RECORDS SHOWN:
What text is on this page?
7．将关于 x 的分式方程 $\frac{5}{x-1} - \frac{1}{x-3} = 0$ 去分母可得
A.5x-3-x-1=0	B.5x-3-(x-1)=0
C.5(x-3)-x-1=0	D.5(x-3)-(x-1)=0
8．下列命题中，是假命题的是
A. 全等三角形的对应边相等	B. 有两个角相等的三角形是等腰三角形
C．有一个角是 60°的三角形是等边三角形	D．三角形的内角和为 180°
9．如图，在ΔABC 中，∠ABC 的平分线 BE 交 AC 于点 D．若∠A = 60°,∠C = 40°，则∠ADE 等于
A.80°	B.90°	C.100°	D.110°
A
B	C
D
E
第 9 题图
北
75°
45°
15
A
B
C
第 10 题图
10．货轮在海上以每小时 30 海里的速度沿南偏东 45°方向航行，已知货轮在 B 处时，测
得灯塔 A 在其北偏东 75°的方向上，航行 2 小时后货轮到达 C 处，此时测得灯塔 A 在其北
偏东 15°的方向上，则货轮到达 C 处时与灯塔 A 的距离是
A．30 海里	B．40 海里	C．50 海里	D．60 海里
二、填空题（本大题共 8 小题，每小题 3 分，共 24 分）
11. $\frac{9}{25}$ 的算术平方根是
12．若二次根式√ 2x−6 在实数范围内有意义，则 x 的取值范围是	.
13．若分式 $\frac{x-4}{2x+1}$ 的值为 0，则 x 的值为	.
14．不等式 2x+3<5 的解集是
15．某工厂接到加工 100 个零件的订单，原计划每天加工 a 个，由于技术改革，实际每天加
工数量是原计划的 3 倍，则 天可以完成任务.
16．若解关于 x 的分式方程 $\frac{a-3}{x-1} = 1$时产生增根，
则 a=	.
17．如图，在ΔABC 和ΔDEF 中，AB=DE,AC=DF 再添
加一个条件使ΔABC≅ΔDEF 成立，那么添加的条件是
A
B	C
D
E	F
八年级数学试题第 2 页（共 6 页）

THE PROBLEM:
All of the material above needs to be copied exactly.

ANSWER BELOW:
What text is on this page?
7．将关于 x 的分式方程 $\frac{5}{x-1} - \frac{1}{x-3} = 0$ 去分母可得
A.5x-3-x-1=0	B.5x-3-(x-1)=0
C.5(x-3)-x-1=0	D.5(x-3)-(x-1)=0
8．下列命题中，是假命题的是
A. 全等三角形的对应边相等	B. 有两个角相等的三角形是等腰三角形
C．有一个角是 60°的三角形是等边三角形	D．三角形的内角和为 180°
9．如图，在ΔABC 中，∠ABC 的平分线 BE 交 AC 于点 D．若∠A = 60°,∠C = 40°，则∠ADE 等于
A.80°	B.90°	C.100°	D.110°
A
B	C
D
E
第 9 题图
北
75°
45°
15
A
B
C
第 10 题图
10．货轮在海上以每小时 30 海里的速度沿南偏东 45°方向航行，已知货轮在 B 处时，测
得灯塔 A 在其北偏东 75°的方向上，航行 2 小时后货轮到达 C 处，此时测得灯塔 A 在其北
偏东 15°的方向上，则货轮到达 C 处时与灯塔 A 的距离是
A．30 海里	B．40 海里	C．50 海里	D．60 海里
二、填空题（本大题共 8 小题，每小题 3 分，共 24 分）
11. $\frac{9}{25}$ 的算术平方根是
12．若二次根式√ 2x−6 在实数范围内有意义，则 x 的取值范围是	.
13．若分式 $\frac{x-4}{2x+1}$ 的值为 0，则 x 的值为	.
14．不等式 2x+3<5 的解集是
15．某工厂接到加工 100 个零件的订单，原计划每天加工 a 个，由于技术改革，实际每天加
工数量是原计划的 3 倍，则 天可以完成任务.
16．若解关于 x 的分式方程 $\frac{a-3}{x-1} = 1$时产生增根，
则 a=	.
17．如图，在ΔABC 和ΔDEF 中，AB=DE,AC=DF 再添
加一个条件使ΔABC≅ΔDEF 成立，那么添加的条件是
A
B	C
D
E	F
八年级数学试题第 2 页（共 6 页）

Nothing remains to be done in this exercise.